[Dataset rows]
───
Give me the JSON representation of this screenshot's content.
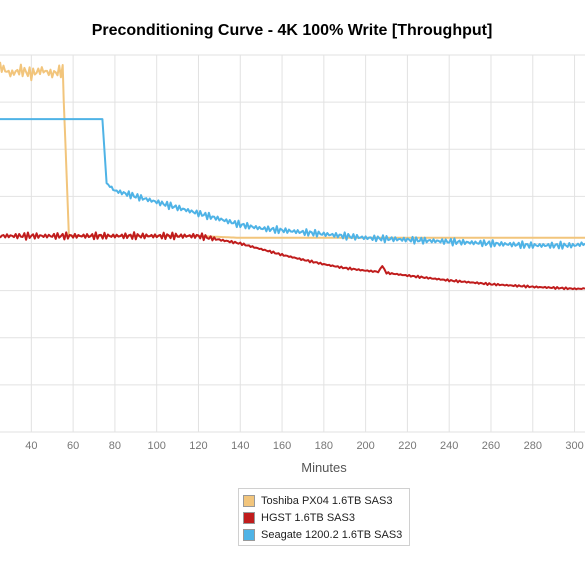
{
  "chart_data": {
    "type": "line",
    "title": "Preconditioning Curve - 4K 100% Write [Throughput]",
    "xlabel": "Minutes",
    "ylabel": "",
    "xlim": [
      25,
      305
    ],
    "ylim": [
      0,
      10
    ],
    "y_ticks_visible": false,
    "x_ticks": [
      40,
      60,
      80,
      100,
      120,
      140,
      160,
      180,
      200,
      220,
      240,
      260,
      280,
      300
    ],
    "grid": true,
    "legend_position": "bottom-center",
    "series": [
      {
        "name": "Toshiba PX04 1.6TB SAS3",
        "color": "#f2c57c",
        "x": [
          25,
          30,
          35,
          40,
          45,
          50,
          55,
          55.5,
          58,
          60,
          80,
          100,
          120,
          140,
          160,
          180,
          200,
          220,
          240,
          260,
          280,
          300,
          305
        ],
        "y": [
          9.7,
          9.5,
          9.6,
          9.5,
          9.6,
          9.5,
          9.6,
          8.8,
          5.2,
          5.2,
          5.2,
          5.2,
          5.2,
          5.15,
          5.15,
          5.15,
          5.15,
          5.15,
          5.15,
          5.15,
          5.15,
          5.15,
          5.15
        ],
        "jitter": [
          0.18,
          0.18,
          0.18,
          0.18,
          0.18,
          0.18,
          0.18,
          0,
          0,
          0,
          0,
          0,
          0,
          0,
          0,
          0,
          0,
          0,
          0,
          0,
          0,
          0,
          0
        ]
      },
      {
        "name": "HGST 1.6TB SAS3",
        "color": "#c01c1c",
        "x": [
          25,
          40,
          60,
          80,
          100,
          120,
          130,
          140,
          150,
          160,
          170,
          180,
          190,
          200,
          206,
          208,
          210,
          220,
          240,
          260,
          280,
          300,
          305
        ],
        "y": [
          5.2,
          5.2,
          5.2,
          5.2,
          5.2,
          5.2,
          5.1,
          5.0,
          4.85,
          4.7,
          4.57,
          4.45,
          4.35,
          4.28,
          4.25,
          4.4,
          4.22,
          4.15,
          4.02,
          3.92,
          3.85,
          3.8,
          3.8
        ],
        "jitter": [
          0.1,
          0.1,
          0.1,
          0.1,
          0.1,
          0.1,
          0.05,
          0.03,
          0.03,
          0.03,
          0.03,
          0.03,
          0.03,
          0.03,
          0.03,
          0,
          0.03,
          0.03,
          0.03,
          0.03,
          0.03,
          0.03,
          0.03
        ]
      },
      {
        "name": "Seagate 1200.2 1.6TB SAS3",
        "color": "#4fb3e6",
        "x": [
          25,
          40,
          60,
          70,
          74,
          76,
          80,
          90,
          100,
          110,
          120,
          130,
          140,
          150,
          160,
          170,
          180,
          200,
          220,
          240,
          260,
          280,
          300,
          305
        ],
        "y": [
          8.3,
          8.3,
          8.3,
          8.3,
          8.3,
          6.6,
          6.4,
          6.25,
          6.1,
          5.95,
          5.8,
          5.65,
          5.5,
          5.4,
          5.35,
          5.3,
          5.25,
          5.15,
          5.1,
          5.05,
          5.0,
          4.95,
          4.95,
          5.0
        ],
        "jitter": [
          0,
          0,
          0,
          0,
          0,
          0,
          0.1,
          0.1,
          0.1,
          0.1,
          0.1,
          0.1,
          0.1,
          0.1,
          0.1,
          0.1,
          0.1,
          0.1,
          0.1,
          0.1,
          0.1,
          0.1,
          0.1,
          0.1
        ]
      }
    ]
  }
}
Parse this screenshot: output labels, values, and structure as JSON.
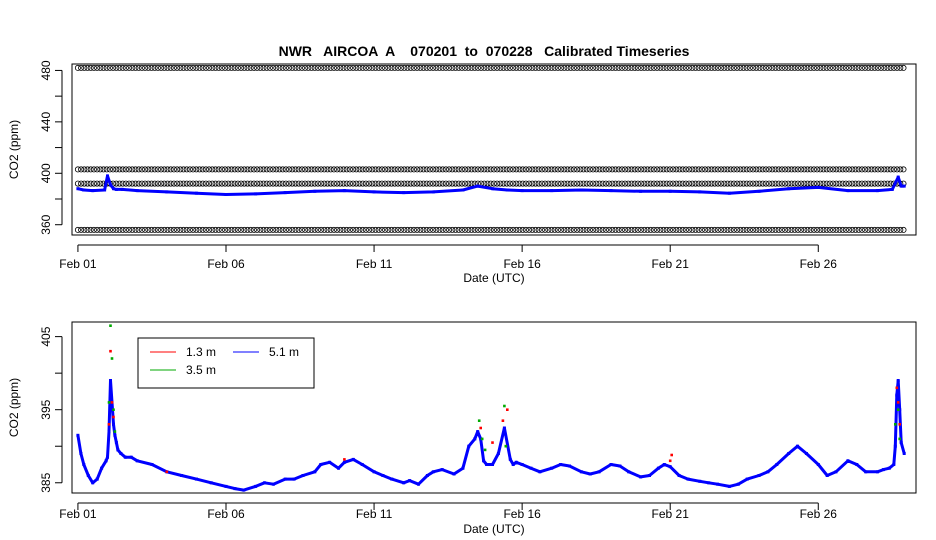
───
> To do
Pictures are excluded; repeat every record exactly.

> Answer to the exercise
Give me the JSON representation of this screenshot's content.
{
  "chart_data": {
    "type": "line",
    "title": "Preconditioning Curve - 4K 100% Write [Throughput]",
    "xlabel": "Minutes",
    "ylabel": "",
    "xlim": [
      25,
      305
    ],
    "ylim": [
      0,
      10
    ],
    "y_ticks_visible": false,
    "x_ticks": [
      40,
      60,
      80,
      100,
      120,
      140,
      160,
      180,
      200,
      220,
      240,
      260,
      280,
      300
    ],
    "grid": true,
    "legend_position": "bottom-center",
    "series": [
      {
        "name": "Toshiba PX04 1.6TB SAS3",
        "color": "#f2c57c",
        "x": [
          25,
          30,
          35,
          40,
          45,
          50,
          55,
          55.5,
          58,
          60,
          80,
          100,
          120,
          140,
          160,
          180,
          200,
          220,
          240,
          260,
          280,
          300,
          305
        ],
        "y": [
          9.7,
          9.5,
          9.6,
          9.5,
          9.6,
          9.5,
          9.6,
          8.8,
          5.2,
          5.2,
          5.2,
          5.2,
          5.2,
          5.15,
          5.15,
          5.15,
          5.15,
          5.15,
          5.15,
          5.15,
          5.15,
          5.15,
          5.15
        ],
        "jitter": [
          0.18,
          0.18,
          0.18,
          0.18,
          0.18,
          0.18,
          0.18,
          0,
          0,
          0,
          0,
          0,
          0,
          0,
          0,
          0,
          0,
          0,
          0,
          0,
          0,
          0,
          0
        ]
      },
      {
        "name": "HGST 1.6TB SAS3",
        "color": "#c01c1c",
        "x": [
          25,
          40,
          60,
          80,
          100,
          120,
          130,
          140,
          150,
          160,
          170,
          180,
          190,
          200,
          206,
          208,
          210,
          220,
          240,
          260,
          280,
          300,
          305
        ],
        "y": [
          5.2,
          5.2,
          5.2,
          5.2,
          5.2,
          5.2,
          5.1,
          5.0,
          4.85,
          4.7,
          4.57,
          4.45,
          4.35,
          4.28,
          4.25,
          4.4,
          4.22,
          4.15,
          4.02,
          3.92,
          3.85,
          3.8,
          3.8
        ],
        "jitter": [
          0.1,
          0.1,
          0.1,
          0.1,
          0.1,
          0.1,
          0.05,
          0.03,
          0.03,
          0.03,
          0.03,
          0.03,
          0.03,
          0.03,
          0.03,
          0,
          0.03,
          0.03,
          0.03,
          0.03,
          0.03,
          0.03,
          0.03
        ]
      },
      {
        "name": "Seagate 1200.2 1.6TB SAS3",
        "color": "#4fb3e6",
        "x": [
          25,
          40,
          60,
          70,
          74,
          76,
          80,
          90,
          100,
          110,
          120,
          130,
          140,
          150,
          160,
          170,
          180,
          200,
          220,
          240,
          260,
          280,
          300,
          305
        ],
        "y": [
          8.3,
          8.3,
          8.3,
          8.3,
          8.3,
          6.6,
          6.4,
          6.25,
          6.1,
          5.95,
          5.8,
          5.65,
          5.5,
          5.4,
          5.35,
          5.3,
          5.25,
          5.15,
          5.1,
          5.05,
          5.0,
          4.95,
          4.95,
          5.0
        ],
        "jitter": [
          0,
          0,
          0,
          0,
          0,
          0,
          0.1,
          0.1,
          0.1,
          0.1,
          0.1,
          0.1,
          0.1,
          0.1,
          0.1,
          0.1,
          0.1,
          0.1,
          0.1,
          0.1,
          0.1,
          0.1,
          0.1,
          0.1
        ]
      }
    ]
  }
}
Parse this screenshot: output labels, values, and structure as JSON.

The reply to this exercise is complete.